## Text excerpt
────────

It seems like you have a bone to pick and it's about the attention being on Musk/Altman/etc. but I'm still not sure that "self-serving media pollution" is having that much of an impact on the people on the ground? What am I missing, exactly?
My comment was about wanting to see more (nerds) -> (public) communication, not about anything (public) -> (nerds). I understand they're not good at it, it was just an idealistic lament.
My bone to pick with Musk and Altman and their ilk is their damage to public discourse, not that they're getting attention per se. Whether that public discourse damage really matters is its own conversation.
Just to play devils advocate to this type of response.
What if tomorrow I drop a small computer unit in front of you that has human level intelligence?
Now, you're not allowed to say humans are magical and computers will never do this. For the sake of this theoretical debate it's already been developed and we can make millions of them.
It looks imaginary. Or, if you prefer, it looks hypothetical.
The point isn't how we would respond if this were real. The point is, it isn't real - at least not at this point in time, and it's not looking like it's going to be real tomorrow, either.
I'm not sure what purpose is served by "imagine that I'm right and you're wrong; how do you respond"?
On some things that is not a bad position: The old SDI had a lot of spending but really not much to show for it while at the same time forcing the USSR into a reaction based on what today might be called "hype".
The particular problem arises when both actors in the game have good economies and build the superweapons. We happened to somewhat luck out that the USSR was an authoritarian shithole that couldn't keep up, yet we still have thousands of nukes laying about because of this.
I'd rather not get in an AI battle with China and have us build the world eating machine.
> What if tomorrow I drop a small computer unit in front of you that has human level intelligence?
I would say the question is not answerable as-is.

────────

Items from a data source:
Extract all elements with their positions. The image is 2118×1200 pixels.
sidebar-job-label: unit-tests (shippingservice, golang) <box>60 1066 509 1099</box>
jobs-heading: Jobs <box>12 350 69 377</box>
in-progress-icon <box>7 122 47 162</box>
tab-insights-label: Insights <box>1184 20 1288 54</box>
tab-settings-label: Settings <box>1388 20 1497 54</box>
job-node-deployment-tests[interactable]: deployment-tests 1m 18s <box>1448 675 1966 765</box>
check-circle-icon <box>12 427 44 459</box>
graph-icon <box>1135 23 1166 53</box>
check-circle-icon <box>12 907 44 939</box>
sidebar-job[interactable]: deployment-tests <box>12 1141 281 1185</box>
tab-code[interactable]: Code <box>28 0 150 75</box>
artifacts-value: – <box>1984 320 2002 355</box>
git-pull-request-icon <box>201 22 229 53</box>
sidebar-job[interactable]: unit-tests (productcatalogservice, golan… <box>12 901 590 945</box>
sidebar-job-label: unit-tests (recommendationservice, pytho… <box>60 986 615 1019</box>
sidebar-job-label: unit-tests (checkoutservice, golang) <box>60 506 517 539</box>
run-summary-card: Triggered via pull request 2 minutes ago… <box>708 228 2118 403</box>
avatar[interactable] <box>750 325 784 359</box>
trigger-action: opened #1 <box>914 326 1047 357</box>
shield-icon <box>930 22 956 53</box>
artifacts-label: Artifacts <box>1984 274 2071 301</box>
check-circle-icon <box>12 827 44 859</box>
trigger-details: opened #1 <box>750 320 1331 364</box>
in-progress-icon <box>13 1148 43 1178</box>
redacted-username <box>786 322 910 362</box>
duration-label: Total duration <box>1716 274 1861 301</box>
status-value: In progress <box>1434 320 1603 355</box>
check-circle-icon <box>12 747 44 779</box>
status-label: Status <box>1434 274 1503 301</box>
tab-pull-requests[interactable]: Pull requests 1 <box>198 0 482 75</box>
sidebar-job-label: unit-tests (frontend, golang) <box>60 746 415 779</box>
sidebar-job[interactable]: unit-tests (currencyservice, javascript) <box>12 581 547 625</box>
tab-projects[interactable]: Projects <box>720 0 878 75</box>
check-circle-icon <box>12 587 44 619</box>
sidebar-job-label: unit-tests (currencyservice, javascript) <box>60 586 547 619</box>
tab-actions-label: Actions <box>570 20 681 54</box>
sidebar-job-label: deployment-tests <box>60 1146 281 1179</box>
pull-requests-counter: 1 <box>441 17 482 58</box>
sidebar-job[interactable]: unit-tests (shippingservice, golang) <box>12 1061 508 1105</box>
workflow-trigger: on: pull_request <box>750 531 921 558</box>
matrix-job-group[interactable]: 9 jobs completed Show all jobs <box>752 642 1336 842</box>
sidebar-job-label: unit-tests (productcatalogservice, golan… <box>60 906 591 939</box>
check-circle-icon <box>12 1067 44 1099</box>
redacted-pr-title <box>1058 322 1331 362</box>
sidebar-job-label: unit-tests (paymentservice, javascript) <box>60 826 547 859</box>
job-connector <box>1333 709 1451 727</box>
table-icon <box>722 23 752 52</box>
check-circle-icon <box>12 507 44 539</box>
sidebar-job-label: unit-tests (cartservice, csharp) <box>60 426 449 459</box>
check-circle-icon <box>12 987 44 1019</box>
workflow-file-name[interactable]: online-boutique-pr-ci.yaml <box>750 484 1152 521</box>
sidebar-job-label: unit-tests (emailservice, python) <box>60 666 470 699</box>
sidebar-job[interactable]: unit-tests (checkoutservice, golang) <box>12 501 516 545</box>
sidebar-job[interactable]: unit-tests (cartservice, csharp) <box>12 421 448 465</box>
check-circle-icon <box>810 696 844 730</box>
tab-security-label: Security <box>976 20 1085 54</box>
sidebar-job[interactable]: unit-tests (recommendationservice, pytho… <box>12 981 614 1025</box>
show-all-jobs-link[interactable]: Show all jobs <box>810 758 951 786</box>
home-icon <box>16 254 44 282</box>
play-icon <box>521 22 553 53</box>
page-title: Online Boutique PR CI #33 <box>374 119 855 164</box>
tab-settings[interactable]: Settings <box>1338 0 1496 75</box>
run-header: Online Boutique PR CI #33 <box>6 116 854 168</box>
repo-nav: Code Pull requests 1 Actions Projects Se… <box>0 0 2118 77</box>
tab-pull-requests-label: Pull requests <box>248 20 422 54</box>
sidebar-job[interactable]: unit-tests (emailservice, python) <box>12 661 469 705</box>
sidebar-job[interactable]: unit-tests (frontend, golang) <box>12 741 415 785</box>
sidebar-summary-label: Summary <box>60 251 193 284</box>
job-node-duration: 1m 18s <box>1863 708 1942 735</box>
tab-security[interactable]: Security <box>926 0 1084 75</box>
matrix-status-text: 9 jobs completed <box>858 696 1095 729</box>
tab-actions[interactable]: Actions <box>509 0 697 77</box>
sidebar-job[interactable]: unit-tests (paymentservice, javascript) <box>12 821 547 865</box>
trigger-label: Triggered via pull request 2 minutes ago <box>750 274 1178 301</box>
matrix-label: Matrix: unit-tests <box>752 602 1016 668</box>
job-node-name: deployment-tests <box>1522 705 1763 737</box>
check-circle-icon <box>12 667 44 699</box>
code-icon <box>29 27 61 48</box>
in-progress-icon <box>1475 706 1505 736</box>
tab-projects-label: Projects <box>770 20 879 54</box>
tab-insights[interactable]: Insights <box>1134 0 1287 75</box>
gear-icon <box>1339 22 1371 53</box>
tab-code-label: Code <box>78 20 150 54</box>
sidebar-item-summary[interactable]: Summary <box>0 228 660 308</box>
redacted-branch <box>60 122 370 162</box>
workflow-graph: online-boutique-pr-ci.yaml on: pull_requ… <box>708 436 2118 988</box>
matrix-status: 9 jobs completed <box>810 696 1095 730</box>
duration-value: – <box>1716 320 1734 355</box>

────────

## Assignment 1
Please transcribe the forum discussion from "My bone to pick" up to and including "real tomorrow, either.".
## Assignment 2
Translate this sentence from the forum discussion into Spanish: "I would say the question is not answerable as-is."
## Assignment 3
Resume the forum discussion, picking up right after its final sentence.

## Answer box 1
My bone to pick with Musk and Altman and their ilk is their damage to public discourse, not that they're getting attention per se. Whether that public discourse damage really matters is its own conversation.
Just to play devils advocate to this type of response.
What if tomorrow I drop a small computer unit in front of you that has human level intelligence?
Now, you're not allowed to say humans are magical and computers will never do this. For the sake of this theoretical debate it's already been developed and we can make millions of them.
It looks imaginary. Or, if you prefer, it looks hypothetical.
The point isn't how we would respond if this were real. The point is, it isn't real - at least not at this point in time, and it's not looking like it's going to be real tomorrow, either.

## Answer box 2
Yo diría que la pregunta no tiene respuesta tal como está planteada.

## Answer box 3
First, we have no idea what it even means to say "human level intelligence".
Second, I'm quite certain that a computer unit with such capabilities if it existed, would be alien, not "human". It wouldn't live in our world, and it wouldn't have our senses. To it, the internet would probably be more real than a cat in the same room.
If we have something we can related to, I'm pretty sure we have to build some sort of robot, capable of living in the same environment we do.
If I drop a baby on your desk you have to pay for it for the next 18 years. If I connect a small unit to a flying drone, stick a knife on it, and tell it to stab you in your head then you have a problem today.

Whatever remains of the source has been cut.